WHAT IS BEING ASKED
Search the data for the word "image" and copy every line where it occurs.

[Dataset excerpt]
#####

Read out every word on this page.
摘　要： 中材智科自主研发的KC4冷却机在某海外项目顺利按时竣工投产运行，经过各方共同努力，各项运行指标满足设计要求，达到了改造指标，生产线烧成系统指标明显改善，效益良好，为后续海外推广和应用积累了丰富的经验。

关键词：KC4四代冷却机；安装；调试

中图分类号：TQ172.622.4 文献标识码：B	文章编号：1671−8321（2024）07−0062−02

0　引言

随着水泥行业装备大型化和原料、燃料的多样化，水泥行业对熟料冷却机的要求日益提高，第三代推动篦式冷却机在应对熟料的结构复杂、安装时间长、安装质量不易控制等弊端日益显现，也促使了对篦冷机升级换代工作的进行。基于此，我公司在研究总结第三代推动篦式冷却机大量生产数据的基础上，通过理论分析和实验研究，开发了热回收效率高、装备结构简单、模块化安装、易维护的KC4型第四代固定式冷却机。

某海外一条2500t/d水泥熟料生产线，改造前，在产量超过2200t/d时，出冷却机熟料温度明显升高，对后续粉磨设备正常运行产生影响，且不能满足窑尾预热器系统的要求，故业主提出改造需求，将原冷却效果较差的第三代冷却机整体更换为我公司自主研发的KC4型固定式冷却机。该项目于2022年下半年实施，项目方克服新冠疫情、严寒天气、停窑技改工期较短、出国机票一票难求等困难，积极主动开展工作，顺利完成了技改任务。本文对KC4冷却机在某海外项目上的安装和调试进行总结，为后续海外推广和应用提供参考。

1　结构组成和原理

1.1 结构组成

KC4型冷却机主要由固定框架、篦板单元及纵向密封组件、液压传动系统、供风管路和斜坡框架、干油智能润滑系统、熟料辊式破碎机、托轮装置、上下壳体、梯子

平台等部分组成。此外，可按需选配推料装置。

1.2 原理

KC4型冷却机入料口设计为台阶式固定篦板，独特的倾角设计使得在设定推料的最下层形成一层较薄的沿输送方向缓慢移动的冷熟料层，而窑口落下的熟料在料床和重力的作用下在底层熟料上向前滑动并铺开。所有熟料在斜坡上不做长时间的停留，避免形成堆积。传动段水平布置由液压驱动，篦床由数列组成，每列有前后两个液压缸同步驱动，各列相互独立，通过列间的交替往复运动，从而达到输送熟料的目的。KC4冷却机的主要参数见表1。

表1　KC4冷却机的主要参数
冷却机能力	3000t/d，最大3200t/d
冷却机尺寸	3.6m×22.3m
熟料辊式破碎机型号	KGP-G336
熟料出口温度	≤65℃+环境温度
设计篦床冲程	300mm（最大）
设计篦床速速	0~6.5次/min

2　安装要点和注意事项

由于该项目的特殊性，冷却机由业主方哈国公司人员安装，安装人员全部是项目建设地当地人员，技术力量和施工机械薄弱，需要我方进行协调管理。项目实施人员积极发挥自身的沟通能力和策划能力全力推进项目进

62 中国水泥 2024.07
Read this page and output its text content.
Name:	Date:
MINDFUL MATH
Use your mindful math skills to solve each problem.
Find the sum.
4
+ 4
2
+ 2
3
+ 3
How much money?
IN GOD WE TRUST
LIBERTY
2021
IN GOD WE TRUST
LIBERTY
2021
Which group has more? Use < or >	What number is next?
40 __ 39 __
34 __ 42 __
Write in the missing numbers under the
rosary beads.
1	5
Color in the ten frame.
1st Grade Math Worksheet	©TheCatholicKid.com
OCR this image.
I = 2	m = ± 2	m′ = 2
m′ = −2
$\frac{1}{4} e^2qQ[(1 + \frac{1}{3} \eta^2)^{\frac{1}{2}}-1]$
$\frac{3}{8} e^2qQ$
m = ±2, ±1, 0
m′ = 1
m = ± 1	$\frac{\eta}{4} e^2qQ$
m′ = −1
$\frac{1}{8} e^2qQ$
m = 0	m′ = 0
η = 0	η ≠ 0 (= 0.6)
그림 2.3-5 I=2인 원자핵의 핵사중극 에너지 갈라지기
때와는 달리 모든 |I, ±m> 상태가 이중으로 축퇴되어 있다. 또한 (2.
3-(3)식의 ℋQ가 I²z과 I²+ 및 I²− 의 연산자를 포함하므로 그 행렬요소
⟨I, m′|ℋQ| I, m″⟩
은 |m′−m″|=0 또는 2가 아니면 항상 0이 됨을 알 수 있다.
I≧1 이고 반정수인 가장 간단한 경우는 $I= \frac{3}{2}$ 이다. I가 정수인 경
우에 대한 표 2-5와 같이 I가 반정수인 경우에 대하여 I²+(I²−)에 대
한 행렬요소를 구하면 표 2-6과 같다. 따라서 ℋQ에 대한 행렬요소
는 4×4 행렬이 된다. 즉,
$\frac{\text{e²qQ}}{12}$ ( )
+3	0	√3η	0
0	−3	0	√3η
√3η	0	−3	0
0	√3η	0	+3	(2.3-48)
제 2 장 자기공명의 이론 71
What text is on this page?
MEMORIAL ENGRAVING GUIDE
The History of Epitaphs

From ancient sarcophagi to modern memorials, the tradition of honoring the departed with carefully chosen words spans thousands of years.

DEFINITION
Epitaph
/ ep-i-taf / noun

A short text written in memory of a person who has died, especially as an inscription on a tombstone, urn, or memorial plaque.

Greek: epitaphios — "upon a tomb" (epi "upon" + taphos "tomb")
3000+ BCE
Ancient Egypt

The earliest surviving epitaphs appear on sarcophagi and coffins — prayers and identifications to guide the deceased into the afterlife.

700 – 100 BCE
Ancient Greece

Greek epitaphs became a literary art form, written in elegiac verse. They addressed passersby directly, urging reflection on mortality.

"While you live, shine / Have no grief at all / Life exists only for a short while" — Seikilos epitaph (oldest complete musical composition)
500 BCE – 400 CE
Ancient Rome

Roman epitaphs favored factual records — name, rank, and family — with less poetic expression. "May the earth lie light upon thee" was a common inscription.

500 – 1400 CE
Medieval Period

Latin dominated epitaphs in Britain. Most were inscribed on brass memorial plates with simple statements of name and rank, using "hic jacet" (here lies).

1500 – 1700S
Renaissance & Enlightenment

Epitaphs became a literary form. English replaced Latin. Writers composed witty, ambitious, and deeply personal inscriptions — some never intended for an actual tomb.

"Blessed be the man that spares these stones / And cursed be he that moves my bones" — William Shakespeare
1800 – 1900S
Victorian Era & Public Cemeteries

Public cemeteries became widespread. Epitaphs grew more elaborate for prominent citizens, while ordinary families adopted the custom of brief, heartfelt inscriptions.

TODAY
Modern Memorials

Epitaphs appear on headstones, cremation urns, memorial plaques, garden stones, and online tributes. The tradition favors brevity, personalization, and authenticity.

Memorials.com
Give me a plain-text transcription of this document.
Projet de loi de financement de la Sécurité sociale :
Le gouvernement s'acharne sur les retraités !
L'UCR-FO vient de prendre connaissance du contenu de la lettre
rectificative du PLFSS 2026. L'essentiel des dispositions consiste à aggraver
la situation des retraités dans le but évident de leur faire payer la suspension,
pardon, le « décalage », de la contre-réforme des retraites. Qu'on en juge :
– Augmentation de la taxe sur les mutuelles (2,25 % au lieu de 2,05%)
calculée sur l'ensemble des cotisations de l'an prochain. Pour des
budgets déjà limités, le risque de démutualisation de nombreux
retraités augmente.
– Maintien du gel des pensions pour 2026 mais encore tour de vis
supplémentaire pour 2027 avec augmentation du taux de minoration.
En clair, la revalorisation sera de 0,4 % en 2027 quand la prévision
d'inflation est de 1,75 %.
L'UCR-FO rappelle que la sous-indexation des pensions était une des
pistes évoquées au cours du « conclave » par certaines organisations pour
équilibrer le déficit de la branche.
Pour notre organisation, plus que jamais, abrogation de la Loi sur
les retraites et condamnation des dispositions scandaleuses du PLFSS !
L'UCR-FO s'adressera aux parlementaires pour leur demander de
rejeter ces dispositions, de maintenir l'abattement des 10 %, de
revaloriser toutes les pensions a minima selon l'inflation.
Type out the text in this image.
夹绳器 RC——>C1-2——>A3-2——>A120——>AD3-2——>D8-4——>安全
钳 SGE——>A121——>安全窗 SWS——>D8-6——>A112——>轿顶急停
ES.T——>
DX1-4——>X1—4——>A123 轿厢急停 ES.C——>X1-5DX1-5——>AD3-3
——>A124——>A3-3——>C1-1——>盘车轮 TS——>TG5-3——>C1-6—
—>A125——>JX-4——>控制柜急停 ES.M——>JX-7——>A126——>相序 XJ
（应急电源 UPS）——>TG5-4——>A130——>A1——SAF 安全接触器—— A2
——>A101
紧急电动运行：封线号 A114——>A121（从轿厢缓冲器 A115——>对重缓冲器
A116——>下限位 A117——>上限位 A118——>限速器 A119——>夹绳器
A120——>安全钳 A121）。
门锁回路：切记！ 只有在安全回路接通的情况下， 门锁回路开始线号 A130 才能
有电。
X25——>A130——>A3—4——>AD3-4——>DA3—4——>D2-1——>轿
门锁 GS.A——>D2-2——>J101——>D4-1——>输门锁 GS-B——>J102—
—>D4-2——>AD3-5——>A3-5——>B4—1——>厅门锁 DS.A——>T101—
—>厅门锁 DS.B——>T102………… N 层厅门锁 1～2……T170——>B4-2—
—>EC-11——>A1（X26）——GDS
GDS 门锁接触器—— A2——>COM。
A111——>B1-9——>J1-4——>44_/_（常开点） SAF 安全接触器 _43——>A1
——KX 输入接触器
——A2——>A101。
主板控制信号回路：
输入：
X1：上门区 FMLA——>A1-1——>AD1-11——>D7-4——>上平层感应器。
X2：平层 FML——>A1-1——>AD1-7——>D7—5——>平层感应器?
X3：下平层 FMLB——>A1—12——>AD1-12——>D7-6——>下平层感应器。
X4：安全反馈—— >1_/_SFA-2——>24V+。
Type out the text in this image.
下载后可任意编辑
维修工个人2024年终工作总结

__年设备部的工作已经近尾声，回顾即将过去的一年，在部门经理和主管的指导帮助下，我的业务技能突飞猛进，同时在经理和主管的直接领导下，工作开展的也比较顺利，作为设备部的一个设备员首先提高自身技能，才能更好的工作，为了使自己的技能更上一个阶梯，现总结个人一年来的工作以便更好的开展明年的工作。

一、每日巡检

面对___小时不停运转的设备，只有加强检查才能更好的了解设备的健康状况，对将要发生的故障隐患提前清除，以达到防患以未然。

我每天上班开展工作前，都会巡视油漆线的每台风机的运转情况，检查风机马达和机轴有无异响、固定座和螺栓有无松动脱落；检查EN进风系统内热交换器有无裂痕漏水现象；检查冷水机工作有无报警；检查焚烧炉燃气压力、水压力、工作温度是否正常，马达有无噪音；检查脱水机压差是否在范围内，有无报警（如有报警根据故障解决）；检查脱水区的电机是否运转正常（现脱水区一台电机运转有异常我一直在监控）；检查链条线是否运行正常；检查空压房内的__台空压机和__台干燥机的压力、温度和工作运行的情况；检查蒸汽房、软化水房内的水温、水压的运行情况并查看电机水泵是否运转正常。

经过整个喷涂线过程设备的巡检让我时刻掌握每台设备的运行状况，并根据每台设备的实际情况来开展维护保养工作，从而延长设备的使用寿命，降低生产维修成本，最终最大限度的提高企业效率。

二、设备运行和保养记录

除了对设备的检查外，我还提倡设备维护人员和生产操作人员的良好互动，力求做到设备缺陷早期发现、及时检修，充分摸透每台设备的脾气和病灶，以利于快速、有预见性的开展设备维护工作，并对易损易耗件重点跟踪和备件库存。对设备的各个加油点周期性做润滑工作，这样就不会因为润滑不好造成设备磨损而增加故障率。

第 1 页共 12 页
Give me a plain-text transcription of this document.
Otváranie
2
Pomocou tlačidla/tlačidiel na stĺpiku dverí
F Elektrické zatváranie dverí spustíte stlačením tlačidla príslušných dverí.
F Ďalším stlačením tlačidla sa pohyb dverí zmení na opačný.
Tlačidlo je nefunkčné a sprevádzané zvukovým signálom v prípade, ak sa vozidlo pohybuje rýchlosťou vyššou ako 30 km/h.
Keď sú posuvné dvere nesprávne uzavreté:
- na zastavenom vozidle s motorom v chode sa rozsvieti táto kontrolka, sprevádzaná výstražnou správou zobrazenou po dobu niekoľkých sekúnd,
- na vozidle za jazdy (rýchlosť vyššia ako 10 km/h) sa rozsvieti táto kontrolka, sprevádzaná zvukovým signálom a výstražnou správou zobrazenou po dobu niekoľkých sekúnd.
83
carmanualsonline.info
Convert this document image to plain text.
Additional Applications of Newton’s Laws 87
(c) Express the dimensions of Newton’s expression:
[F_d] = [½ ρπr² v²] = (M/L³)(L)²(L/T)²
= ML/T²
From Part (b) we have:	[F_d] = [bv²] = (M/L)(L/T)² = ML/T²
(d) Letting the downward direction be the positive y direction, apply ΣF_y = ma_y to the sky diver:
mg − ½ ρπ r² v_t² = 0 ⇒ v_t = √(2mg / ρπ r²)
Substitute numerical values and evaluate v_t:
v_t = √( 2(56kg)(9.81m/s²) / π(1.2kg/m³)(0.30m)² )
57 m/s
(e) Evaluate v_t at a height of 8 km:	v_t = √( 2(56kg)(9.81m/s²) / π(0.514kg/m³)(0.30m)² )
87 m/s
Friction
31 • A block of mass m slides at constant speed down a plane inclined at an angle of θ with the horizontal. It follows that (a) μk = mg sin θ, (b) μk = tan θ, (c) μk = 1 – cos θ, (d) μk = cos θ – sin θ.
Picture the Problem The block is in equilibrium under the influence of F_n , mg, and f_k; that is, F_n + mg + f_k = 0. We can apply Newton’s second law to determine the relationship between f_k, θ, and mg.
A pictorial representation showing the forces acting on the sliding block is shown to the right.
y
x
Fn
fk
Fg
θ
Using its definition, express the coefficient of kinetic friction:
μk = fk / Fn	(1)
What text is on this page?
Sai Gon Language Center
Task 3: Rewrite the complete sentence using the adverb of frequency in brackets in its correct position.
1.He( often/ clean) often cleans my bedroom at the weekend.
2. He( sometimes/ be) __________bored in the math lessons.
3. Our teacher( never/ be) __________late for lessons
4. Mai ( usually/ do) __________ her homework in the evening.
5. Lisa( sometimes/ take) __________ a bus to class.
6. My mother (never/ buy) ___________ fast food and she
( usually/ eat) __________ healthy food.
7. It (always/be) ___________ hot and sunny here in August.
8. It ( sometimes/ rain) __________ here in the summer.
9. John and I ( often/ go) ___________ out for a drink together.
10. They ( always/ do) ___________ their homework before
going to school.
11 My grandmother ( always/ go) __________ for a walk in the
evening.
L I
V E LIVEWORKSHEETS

#####

SOLUTION TO THIS PROBLEM
OCR this image.
Type out the text in this image.
Type out the text in this image.
Convert this document image to plain text.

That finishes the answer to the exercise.